Data entries:
"""

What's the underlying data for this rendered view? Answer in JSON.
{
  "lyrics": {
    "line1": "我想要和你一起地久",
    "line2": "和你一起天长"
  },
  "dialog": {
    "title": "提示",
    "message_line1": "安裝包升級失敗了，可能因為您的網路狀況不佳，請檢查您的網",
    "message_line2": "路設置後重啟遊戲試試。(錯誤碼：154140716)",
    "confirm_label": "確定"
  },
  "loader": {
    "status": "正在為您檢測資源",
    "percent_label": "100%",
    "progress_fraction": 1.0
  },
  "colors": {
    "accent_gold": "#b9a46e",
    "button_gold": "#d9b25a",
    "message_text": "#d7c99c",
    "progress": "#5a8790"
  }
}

"""
"""

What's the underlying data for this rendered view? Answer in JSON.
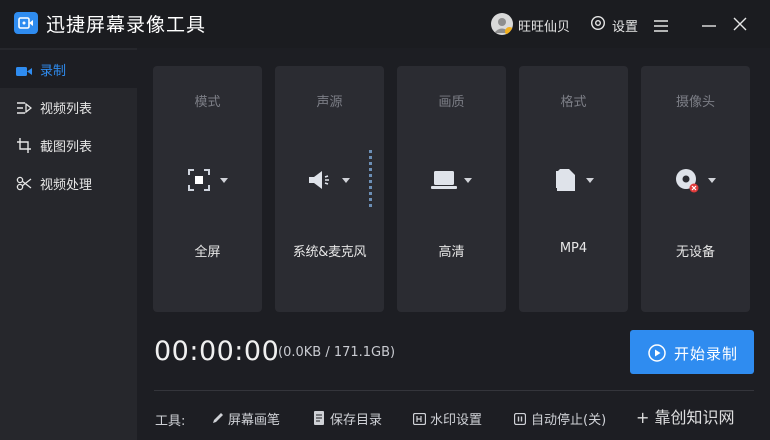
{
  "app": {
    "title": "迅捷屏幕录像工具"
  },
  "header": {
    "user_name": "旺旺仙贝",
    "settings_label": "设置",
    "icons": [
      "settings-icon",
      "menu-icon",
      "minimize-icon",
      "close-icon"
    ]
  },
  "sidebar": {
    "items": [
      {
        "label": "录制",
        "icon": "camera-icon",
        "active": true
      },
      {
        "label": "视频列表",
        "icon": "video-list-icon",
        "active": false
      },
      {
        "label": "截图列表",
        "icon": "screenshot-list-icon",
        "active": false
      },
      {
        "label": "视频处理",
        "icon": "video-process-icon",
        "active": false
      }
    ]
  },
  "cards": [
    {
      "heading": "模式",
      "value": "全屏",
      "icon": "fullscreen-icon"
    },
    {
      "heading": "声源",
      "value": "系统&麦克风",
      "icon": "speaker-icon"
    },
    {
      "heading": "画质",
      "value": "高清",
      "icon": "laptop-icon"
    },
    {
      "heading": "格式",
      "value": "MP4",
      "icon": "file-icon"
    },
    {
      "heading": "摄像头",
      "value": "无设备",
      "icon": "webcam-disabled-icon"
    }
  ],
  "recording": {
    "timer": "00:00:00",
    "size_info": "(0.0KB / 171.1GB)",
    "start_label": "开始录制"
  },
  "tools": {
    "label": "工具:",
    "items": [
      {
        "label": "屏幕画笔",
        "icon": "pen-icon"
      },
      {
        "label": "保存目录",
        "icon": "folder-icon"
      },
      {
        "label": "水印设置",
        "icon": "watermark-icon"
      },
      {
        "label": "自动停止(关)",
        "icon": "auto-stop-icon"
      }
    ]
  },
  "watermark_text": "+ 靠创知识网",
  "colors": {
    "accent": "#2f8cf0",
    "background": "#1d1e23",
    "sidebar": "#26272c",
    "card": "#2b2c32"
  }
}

"""

_Work required_
Report how many lines in the data include the word "list", and give nothing but the count.

_Correct result_
2